-- start DATASET CONTENT --
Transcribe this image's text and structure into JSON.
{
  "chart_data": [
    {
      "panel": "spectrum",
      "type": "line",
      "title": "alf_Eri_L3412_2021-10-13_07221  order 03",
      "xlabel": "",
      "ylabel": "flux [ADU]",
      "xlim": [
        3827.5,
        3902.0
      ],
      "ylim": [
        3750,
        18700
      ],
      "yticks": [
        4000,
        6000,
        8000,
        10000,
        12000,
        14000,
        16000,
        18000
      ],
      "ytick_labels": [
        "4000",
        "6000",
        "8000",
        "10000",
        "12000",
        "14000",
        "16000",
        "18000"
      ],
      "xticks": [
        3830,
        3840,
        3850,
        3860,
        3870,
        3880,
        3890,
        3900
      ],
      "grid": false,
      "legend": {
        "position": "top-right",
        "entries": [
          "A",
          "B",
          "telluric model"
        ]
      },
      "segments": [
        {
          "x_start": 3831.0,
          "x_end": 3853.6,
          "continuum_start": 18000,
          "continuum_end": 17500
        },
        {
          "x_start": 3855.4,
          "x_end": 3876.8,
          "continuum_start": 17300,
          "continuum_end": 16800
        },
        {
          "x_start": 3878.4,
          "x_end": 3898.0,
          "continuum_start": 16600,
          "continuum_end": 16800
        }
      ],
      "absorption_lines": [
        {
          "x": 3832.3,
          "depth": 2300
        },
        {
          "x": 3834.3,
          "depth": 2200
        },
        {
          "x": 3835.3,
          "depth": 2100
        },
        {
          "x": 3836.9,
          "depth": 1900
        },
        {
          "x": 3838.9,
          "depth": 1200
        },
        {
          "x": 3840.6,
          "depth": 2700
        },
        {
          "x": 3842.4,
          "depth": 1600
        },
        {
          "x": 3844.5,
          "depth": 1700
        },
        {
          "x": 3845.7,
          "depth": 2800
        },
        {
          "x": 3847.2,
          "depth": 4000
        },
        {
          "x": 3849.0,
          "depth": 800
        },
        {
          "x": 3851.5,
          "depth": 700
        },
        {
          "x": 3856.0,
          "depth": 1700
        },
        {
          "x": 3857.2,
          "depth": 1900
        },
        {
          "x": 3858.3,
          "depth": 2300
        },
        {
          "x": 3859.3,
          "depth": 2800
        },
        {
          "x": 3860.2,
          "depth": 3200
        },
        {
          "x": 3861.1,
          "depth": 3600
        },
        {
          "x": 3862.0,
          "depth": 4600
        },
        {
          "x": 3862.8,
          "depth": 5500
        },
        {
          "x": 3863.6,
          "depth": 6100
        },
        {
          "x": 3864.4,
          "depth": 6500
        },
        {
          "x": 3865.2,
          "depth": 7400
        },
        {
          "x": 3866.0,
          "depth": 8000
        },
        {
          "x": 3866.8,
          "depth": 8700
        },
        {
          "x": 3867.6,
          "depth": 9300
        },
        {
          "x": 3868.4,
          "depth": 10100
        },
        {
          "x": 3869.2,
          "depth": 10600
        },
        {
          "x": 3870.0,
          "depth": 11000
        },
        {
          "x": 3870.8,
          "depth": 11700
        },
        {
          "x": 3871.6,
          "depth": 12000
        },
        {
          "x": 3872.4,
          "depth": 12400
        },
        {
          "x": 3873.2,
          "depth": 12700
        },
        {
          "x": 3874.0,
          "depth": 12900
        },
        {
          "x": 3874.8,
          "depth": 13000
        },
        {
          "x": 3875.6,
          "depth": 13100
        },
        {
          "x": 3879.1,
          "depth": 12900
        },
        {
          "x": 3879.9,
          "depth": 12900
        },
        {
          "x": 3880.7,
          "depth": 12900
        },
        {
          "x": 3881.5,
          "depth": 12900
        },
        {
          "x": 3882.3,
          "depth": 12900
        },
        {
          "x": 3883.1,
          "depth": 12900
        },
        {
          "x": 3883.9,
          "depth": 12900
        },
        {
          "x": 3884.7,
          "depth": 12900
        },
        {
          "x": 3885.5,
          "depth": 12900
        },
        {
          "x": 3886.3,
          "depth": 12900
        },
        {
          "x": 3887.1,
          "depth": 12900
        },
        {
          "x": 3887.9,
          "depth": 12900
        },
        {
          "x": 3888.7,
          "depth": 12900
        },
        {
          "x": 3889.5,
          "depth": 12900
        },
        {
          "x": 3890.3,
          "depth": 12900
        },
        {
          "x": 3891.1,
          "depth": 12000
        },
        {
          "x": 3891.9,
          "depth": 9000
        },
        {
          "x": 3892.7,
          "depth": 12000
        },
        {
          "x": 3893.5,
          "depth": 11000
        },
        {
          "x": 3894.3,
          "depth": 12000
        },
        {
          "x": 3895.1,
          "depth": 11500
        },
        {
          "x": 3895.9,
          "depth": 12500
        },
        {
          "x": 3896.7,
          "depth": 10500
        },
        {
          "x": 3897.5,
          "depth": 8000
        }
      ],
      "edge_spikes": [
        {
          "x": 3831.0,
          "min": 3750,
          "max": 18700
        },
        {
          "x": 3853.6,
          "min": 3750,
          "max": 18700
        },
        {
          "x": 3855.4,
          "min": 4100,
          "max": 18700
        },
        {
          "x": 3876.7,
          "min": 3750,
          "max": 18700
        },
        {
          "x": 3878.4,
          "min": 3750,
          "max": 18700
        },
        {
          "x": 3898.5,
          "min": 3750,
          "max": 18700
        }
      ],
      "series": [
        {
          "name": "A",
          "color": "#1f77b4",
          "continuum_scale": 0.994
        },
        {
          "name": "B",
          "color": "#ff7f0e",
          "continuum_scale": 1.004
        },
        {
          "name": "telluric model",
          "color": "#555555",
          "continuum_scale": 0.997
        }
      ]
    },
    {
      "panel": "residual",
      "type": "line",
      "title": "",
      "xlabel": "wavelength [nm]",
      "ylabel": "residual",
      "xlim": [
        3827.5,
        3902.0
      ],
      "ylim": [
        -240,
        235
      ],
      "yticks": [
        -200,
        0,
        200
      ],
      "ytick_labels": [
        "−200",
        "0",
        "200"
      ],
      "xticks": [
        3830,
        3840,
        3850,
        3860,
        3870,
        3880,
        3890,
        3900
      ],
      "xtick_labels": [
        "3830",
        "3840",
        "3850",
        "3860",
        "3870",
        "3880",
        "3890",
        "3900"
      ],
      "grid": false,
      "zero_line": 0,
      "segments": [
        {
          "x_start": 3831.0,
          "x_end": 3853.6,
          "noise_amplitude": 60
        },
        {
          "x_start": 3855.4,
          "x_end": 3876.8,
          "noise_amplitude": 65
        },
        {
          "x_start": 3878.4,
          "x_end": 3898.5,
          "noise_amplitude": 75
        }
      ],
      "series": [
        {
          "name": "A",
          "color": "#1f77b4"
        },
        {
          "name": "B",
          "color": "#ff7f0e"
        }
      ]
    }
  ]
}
-- end DATASET CONTENT --
Identify the lines above with the word "title". Copy them.

      "title": "alf_Eri_L3412_2021-10-13_07221  order 03",
      "title": "",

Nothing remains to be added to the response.